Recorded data

====================

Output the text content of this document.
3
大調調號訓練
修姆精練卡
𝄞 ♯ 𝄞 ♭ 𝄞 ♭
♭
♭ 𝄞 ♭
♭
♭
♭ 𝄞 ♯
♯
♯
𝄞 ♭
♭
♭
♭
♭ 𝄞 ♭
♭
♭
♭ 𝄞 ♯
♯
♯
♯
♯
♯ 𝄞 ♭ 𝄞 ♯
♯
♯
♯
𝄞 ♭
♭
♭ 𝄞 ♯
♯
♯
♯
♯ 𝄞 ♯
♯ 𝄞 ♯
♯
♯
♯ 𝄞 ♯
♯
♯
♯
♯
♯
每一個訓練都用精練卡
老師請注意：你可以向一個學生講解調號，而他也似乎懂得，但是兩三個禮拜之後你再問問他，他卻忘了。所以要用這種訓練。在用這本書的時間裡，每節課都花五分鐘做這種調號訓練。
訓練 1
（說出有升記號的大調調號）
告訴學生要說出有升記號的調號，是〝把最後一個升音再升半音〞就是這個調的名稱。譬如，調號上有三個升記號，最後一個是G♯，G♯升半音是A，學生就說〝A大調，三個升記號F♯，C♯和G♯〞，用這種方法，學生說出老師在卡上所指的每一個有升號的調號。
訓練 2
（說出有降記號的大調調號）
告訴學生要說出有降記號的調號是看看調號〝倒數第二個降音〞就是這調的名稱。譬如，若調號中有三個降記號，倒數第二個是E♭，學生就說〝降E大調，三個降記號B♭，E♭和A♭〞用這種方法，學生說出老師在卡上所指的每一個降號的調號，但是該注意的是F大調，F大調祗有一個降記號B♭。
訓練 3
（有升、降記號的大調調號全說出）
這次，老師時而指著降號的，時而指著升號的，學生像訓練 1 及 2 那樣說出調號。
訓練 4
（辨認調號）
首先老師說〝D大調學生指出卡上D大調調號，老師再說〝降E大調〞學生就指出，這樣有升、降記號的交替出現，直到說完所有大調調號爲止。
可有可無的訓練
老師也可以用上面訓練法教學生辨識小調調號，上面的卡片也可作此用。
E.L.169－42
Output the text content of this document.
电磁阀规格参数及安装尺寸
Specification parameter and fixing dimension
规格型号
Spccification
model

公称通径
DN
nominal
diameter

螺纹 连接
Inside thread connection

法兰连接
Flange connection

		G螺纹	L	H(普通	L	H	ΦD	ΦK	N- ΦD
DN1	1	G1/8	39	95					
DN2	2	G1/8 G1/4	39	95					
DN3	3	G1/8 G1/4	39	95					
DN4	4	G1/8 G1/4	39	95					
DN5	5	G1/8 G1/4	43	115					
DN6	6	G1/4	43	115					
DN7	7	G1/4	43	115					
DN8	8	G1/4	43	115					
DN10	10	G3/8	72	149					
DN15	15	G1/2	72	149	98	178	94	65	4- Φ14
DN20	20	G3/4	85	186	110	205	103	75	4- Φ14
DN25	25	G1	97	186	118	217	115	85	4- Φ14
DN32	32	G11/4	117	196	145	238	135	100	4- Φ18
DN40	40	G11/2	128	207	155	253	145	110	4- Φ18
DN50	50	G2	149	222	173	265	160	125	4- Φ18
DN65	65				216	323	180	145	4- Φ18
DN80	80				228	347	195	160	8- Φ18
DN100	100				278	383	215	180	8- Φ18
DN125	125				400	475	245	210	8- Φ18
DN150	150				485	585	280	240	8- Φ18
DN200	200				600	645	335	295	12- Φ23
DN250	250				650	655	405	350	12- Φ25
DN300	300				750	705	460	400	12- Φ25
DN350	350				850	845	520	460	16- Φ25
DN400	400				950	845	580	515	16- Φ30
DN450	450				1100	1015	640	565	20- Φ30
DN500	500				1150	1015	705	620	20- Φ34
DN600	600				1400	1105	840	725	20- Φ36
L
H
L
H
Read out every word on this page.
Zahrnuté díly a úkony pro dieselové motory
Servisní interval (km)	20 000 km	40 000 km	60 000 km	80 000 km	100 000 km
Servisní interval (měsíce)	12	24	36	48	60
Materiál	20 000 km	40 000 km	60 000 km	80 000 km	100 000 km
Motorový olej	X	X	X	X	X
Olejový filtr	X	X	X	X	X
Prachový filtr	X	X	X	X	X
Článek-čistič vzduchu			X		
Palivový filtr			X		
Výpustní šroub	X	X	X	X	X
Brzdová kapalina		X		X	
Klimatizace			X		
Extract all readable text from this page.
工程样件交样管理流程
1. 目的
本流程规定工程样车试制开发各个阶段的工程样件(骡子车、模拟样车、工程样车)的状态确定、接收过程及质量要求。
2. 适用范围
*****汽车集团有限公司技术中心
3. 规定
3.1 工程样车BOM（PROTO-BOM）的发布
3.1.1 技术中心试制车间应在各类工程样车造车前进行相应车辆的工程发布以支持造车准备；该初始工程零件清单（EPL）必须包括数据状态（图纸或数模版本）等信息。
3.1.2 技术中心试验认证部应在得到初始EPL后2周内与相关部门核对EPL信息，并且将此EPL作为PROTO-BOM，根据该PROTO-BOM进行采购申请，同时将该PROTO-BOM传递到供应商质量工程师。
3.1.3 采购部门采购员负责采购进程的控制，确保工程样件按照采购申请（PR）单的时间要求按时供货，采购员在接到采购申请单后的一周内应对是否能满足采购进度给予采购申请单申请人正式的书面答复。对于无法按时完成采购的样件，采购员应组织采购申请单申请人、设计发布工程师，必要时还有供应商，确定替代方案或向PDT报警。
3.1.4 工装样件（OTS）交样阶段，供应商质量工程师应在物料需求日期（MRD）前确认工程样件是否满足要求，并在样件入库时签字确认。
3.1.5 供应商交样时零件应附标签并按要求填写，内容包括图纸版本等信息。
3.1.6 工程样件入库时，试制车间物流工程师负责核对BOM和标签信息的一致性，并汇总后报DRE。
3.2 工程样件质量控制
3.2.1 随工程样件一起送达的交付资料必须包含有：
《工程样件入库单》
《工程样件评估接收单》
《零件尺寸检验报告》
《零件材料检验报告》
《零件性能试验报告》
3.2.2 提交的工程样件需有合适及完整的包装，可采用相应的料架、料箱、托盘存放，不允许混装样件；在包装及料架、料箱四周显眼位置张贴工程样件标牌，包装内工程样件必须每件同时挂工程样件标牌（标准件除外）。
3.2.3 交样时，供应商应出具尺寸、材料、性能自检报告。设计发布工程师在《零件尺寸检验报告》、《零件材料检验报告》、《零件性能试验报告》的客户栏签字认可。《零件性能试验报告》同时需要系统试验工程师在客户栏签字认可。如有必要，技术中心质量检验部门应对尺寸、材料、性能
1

====================

Exercise »
Reply with the number of lines in the data that include the string "降E大調" and nothing else.

Answer »
2